#### Stated task
Copy these lines exactly as they appear.

[A block of data]

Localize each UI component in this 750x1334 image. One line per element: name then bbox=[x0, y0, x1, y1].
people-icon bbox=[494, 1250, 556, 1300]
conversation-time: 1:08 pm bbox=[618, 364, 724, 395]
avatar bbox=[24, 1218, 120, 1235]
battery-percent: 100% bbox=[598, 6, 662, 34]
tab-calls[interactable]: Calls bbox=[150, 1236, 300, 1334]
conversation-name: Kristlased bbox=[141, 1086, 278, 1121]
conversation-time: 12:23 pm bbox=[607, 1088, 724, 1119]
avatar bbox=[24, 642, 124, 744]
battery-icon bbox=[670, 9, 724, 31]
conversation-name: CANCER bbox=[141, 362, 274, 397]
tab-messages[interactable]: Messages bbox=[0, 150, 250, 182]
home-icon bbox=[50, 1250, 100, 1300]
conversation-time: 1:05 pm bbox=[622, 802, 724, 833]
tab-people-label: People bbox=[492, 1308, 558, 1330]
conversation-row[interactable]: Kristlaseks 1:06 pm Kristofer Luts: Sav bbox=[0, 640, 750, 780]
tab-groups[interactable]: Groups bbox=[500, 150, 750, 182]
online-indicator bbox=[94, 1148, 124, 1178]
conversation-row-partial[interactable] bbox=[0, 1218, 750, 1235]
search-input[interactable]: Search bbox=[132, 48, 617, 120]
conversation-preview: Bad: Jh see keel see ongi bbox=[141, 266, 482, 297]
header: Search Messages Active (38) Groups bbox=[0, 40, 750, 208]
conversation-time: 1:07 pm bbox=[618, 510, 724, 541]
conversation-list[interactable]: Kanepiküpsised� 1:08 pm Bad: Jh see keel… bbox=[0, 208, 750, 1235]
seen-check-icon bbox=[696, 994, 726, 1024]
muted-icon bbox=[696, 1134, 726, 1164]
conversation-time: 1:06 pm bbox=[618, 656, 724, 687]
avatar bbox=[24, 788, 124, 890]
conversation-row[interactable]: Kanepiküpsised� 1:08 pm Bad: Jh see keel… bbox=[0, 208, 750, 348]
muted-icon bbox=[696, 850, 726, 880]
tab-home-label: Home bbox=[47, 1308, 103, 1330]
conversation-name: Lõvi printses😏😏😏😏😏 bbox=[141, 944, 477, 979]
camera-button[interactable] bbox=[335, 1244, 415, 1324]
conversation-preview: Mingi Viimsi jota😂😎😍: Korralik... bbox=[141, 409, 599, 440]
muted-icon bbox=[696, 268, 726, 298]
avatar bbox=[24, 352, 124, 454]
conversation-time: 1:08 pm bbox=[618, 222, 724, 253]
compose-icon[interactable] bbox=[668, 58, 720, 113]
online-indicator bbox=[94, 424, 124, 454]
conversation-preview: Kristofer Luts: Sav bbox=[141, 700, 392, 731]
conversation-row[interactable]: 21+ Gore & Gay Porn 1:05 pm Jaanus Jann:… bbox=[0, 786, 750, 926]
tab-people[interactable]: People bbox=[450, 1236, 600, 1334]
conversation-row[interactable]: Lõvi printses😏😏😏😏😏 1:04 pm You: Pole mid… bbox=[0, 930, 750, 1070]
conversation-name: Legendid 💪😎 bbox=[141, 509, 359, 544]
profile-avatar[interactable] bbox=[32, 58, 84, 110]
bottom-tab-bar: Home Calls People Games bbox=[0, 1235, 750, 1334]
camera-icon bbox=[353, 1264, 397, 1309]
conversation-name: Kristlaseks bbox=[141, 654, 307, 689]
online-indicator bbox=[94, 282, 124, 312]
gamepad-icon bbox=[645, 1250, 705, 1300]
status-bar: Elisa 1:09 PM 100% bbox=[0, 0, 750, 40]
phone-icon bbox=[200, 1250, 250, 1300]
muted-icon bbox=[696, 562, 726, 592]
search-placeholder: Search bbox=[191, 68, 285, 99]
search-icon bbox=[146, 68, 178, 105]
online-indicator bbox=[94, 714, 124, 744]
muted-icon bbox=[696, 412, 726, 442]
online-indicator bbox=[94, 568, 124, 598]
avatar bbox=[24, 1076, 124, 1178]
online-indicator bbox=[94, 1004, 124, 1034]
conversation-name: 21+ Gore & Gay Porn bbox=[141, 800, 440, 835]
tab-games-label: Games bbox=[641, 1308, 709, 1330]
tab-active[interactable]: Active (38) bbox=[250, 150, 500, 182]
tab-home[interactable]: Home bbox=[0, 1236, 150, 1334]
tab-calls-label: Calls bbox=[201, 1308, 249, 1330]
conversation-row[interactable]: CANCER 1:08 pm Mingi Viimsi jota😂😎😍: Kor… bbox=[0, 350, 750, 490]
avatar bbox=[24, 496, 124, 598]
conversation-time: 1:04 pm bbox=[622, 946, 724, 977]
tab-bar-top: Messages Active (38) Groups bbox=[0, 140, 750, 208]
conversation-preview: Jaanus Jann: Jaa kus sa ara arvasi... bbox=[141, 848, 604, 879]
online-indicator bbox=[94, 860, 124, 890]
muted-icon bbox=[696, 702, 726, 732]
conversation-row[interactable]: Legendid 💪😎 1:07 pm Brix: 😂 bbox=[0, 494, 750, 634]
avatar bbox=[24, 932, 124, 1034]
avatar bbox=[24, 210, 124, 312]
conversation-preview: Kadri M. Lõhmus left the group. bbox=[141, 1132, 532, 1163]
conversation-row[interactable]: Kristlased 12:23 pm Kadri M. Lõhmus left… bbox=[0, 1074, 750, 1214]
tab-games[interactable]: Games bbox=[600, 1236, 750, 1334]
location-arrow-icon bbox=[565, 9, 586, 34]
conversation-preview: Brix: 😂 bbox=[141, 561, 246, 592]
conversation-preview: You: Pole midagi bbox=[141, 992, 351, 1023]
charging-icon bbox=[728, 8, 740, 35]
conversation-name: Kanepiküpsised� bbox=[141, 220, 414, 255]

#### Reply to the exercise
Localize each UI component in this 750x1334 image. One line per element: name then bbox=[x0, y0, x1, y1].
people-icon bbox=[494, 1250, 556, 1300]
conversation-time: 1:08 pm bbox=[618, 364, 724, 395]
avatar bbox=[24, 1218, 120, 1235]
battery-percent: 100% bbox=[598, 6, 662, 34]
tab-calls[interactable]: Calls bbox=[150, 1236, 300, 1334]
conversation-name: Kristlased bbox=[141, 1086, 278, 1121]
conversation-time: 12:23 pm bbox=[607, 1088, 724, 1119]
avatar bbox=[24, 642, 124, 744]
battery-icon bbox=[670, 9, 724, 31]
conversation-name: CANCER bbox=[141, 362, 274, 397]
tab-messages[interactable]: Messages bbox=[0, 150, 250, 182]
home-icon bbox=[50, 1250, 100, 1300]
conversation-time: 1:05 pm bbox=[622, 802, 724, 833]
tab-people-label: People bbox=[492, 1308, 558, 1330]
conversation-row[interactable]: Kristlaseks 1:06 pm Kristofer Luts: Sav bbox=[0, 640, 750, 780]
tab-groups[interactable]: Groups bbox=[500, 150, 750, 182]
online-indicator bbox=[94, 1148, 124, 1178]
conversation-row-partial[interactable] bbox=[0, 1218, 750, 1235]
search-input[interactable]: Search bbox=[132, 48, 617, 120]
conversation-preview: Bad: Jh see keel see ongi bbox=[141, 266, 482, 297]
header: Search Messages Active (38) Groups bbox=[0, 40, 750, 208]
conversation-time: 1:07 pm bbox=[618, 510, 724, 541]
conversation-list[interactable]: Kanepiküpsised� 1:08 pm Bad: Jh see keel… bbox=[0, 208, 750, 1235]
seen-check-icon bbox=[696, 994, 726, 1024]
muted-icon bbox=[696, 1134, 726, 1164]
conversation-time: 1:06 pm bbox=[618, 656, 724, 687]
avatar bbox=[24, 788, 124, 890]
conversation-row[interactable]: Kanepiküpsised� 1:08 pm Bad: Jh see keel… bbox=[0, 208, 750, 348]
muted-icon bbox=[696, 850, 726, 880]
tab-home-label: Home bbox=[47, 1308, 103, 1330]
conversation-name: Lõvi printses😏😏😏😏😏 bbox=[141, 944, 477, 979]
camera-button[interactable] bbox=[335, 1244, 415, 1324]
conversation-preview: Mingi Viimsi jota😂😎😍: Korralik... bbox=[141, 409, 599, 440]
muted-icon bbox=[696, 268, 726, 298]
avatar bbox=[24, 352, 124, 454]
conversation-time: 1:08 pm bbox=[618, 222, 724, 253]
compose-icon[interactable] bbox=[668, 58, 720, 113]
online-indicator bbox=[94, 424, 124, 454]
conversation-preview: Kristofer Luts: Sav bbox=[141, 700, 392, 731]
conversation-row[interactable]: 21+ Gore & Gay Porn 1:05 pm Jaanus Jann:… bbox=[0, 786, 750, 926]
tab-people[interactable]: People bbox=[450, 1236, 600, 1334]
conversation-row[interactable]: Lõvi printses😏😏😏😏😏 1:04 pm You: Pole mid… bbox=[0, 930, 750, 1070]
conversation-name: Legendid 💪😎 bbox=[141, 509, 359, 544]
profile-avatar[interactable] bbox=[32, 58, 84, 110]
bottom-tab-bar: Home Calls People Games bbox=[0, 1235, 750, 1334]
camera-icon bbox=[353, 1264, 397, 1309]
conversation-name: Kristlaseks bbox=[141, 654, 307, 689]
online-indicator bbox=[94, 282, 124, 312]
gamepad-icon bbox=[645, 1250, 705, 1300]
status-bar: Elisa 1:09 PM 100% bbox=[0, 0, 750, 40]
phone-icon bbox=[200, 1250, 250, 1300]
muted-icon bbox=[696, 562, 726, 592]
search-placeholder: Search bbox=[191, 68, 285, 99]
search-icon bbox=[146, 68, 178, 105]
online-indicator bbox=[94, 714, 124, 744]
muted-icon bbox=[696, 412, 726, 442]
online-indicator bbox=[94, 568, 124, 598]
avatar bbox=[24, 1076, 124, 1178]
online-indicator bbox=[94, 1004, 124, 1034]
conversation-name: 21+ Gore & Gay Porn bbox=[141, 800, 440, 835]
tab-games-label: Games bbox=[641, 1308, 709, 1330]
tab-active[interactable]: Active (38) bbox=[250, 150, 500, 182]
tab-home[interactable]: Home bbox=[0, 1236, 150, 1334]
tab-calls-label: Calls bbox=[201, 1308, 249, 1330]
conversation-row[interactable]: CANCER 1:08 pm Mingi Viimsi jota😂😎😍: Kor… bbox=[0, 350, 750, 490]
avatar bbox=[24, 496, 124, 598]
conversation-time: 1:04 pm bbox=[622, 946, 724, 977]
tab-bar-top: Messages Active (38) Groups bbox=[0, 140, 750, 208]
conversation-preview: Jaanus Jann: Jaa kus sa ara arvasi... bbox=[141, 848, 604, 879]
online-indicator bbox=[94, 860, 124, 890]
muted-icon bbox=[696, 702, 726, 732]
conversation-row[interactable]: Legendid 💪😎 1:07 pm Brix: 😂 bbox=[0, 494, 750, 634]
avatar bbox=[24, 932, 124, 1034]
avatar bbox=[24, 210, 124, 312]
conversation-preview: Kadri M. Lõhmus left the group. bbox=[141, 1132, 532, 1163]
conversation-row[interactable]: Kristlased 12:23 pm Kadri M. Lõhmus left… bbox=[0, 1074, 750, 1214]
tab-games[interactable]: Games bbox=[600, 1236, 750, 1334]
location-arrow-icon bbox=[565, 9, 586, 34]
conversation-preview: Brix: 😂 bbox=[141, 561, 246, 592]
conversation-preview: You: Pole midagi bbox=[141, 992, 351, 1023]
charging-icon bbox=[728, 8, 740, 35]
conversation-name: Kanepiküpsised� bbox=[141, 220, 414, 255]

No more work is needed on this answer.